— Begin Data excerpts —

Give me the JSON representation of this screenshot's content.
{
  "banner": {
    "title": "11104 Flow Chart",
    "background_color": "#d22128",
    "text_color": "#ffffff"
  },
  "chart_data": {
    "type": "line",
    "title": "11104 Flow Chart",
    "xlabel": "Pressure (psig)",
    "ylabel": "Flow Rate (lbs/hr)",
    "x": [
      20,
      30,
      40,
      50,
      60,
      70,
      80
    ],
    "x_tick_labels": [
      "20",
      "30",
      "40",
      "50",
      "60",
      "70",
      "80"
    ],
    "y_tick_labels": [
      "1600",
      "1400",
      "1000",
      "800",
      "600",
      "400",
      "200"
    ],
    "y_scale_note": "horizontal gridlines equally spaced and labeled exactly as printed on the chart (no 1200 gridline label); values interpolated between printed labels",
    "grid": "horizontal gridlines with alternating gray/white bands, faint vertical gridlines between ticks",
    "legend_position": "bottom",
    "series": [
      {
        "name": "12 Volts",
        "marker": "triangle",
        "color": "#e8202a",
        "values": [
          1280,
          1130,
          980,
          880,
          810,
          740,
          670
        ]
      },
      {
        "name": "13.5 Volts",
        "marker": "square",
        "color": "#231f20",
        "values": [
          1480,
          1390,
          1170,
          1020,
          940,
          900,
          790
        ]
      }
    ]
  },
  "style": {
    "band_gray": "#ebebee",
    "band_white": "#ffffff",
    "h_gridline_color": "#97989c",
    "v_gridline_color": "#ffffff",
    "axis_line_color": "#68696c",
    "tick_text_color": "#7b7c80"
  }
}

— End Data excerpts —

**What the task asks**. Copy each entry exactly, with nothing added or dropped.

**Worked solution**.
Give me the JSON representation of this screenshot's content.
{
  "banner": {
    "title": "11104 Flow Chart",
    "background_color": "#d22128",
    "text_color": "#ffffff"
  },
  "chart_data": {
    "type": "line",
    "title": "11104 Flow Chart",
    "xlabel": "Pressure (psig)",
    "ylabel": "Flow Rate (lbs/hr)",
    "x": [
      20,
      30,
      40,
      50,
      60,
      70,
      80
    ],
    "x_tick_labels": [
      "20",
      "30",
      "40",
      "50",
      "60",
      "70",
      "80"
    ],
    "y_tick_labels": [
      "1600",
      "1400",
      "1000",
      "800",
      "600",
      "400",
      "200"
    ],
    "y_scale_note": "horizontal gridlines equally spaced and labeled exactly as printed on the chart (no 1200 gridline label); values interpolated between printed labels",
    "grid": "horizontal gridlines with alternating gray/white bands, faint vertical gridlines between ticks",
    "legend_position": "bottom",
    "series": [
      {
        "name": "12 Volts",
        "marker": "triangle",
        "color": "#e8202a",
        "values": [
          1280,
          1130,
          980,
          880,
          810,
          740,
          670
        ]
      },
      {
        "name": "13.5 Volts",
        "marker": "square",
        "color": "#231f20",
        "values": [
          1480,
          1390,
          1170,
          1020,
          940,
          900,
          790
        ]
      }
    ]
  },
  "style": {
    "band_gray": "#ebebee",
    "band_white": "#ffffff",
    "h_gridline_color": "#97989c",
    "v_gridline_color": "#ffffff",
    "axis_line_color": "#68696c",
    "tick_text_color": "#7b7c80"
  }
}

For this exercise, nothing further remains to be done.